» RECORDS FOR THIS TASK
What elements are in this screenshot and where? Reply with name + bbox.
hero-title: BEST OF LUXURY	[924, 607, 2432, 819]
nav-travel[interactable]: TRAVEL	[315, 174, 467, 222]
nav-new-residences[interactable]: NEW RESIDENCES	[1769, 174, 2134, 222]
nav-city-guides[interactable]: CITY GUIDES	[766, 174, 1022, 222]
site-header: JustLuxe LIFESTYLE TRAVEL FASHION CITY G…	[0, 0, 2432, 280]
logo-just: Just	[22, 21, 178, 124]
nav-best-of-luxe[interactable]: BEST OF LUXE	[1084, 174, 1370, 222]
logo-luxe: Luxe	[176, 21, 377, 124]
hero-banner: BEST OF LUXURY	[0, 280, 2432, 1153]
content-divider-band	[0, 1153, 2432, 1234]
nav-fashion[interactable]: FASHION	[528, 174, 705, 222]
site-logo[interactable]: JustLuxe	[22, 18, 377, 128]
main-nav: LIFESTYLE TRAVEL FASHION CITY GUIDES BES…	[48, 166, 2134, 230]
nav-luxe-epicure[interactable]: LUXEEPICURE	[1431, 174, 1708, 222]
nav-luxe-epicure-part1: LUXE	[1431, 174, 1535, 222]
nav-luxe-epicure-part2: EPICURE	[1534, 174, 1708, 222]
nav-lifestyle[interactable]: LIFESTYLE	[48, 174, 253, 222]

» WHAT IS REQUIRED
Format every line of the material above as a Markdown table with the columns "Row" and "Entry", numbering each row and omitting blank lines.

» EXERCISE RESULT
| Row | Entry |
|---|---|
| 1 | What elements are in this screenshot and where? Reply with name + bbox. |
| 2 | hero-title: BEST OF LUXURY	[924, 607, 2432, 819] |
| 3 | nav-travel[interactable]: TRAVEL	[315, 174, 467, 222] |
| 4 | nav-new-residences[interactable]: NEW RESIDENCES	[1769, 174, 2134, 222] |
| 5 | nav-city-guides[interactable]: CITY GUIDES	[766, 174, 1022, 222] |
| 6 | site-header: JustLuxe LIFESTYLE TRAVEL FASHION CITY G…	[0, 0, 2432, 280] |
| 7 | logo-just: Just	[22, 21, 178, 124] |
| 8 | nav-best-of-luxe[interactable]: BEST OF LUXE	[1084, 174, 1370, 222] |
| 9 | logo-luxe: Luxe	[176, 21, 377, 124] |
| 10 | hero-banner: BEST OF LUXURY	[0, 280, 2432, 1153] |
| 11 | content-divider-band	[0, 1153, 2432, 1234] |
| 12 | nav-fashion[interactable]: FASHION	[528, 174, 705, 222] |
| 13 | site-logo[interactable]: JustLuxe	[22, 18, 377, 128] |
| 14 | main-nav: LIFESTYLE TRAVEL FASHION CITY GUIDES BES…	[48, 166, 2134, 230] |
| 15 | nav-luxe-epicure[interactable]: LUXEEPICURE	[1431, 174, 1708, 222] |
| 16 | nav-luxe-epicure-part1: LUXE	[1431, 174, 1535, 222] |
| 17 | nav-luxe-epicure-part2: EPICURE	[1534, 174, 1708, 222] |
| 18 | nav-lifestyle[interactable]: LIFESTYLE	[48, 174, 253, 222] |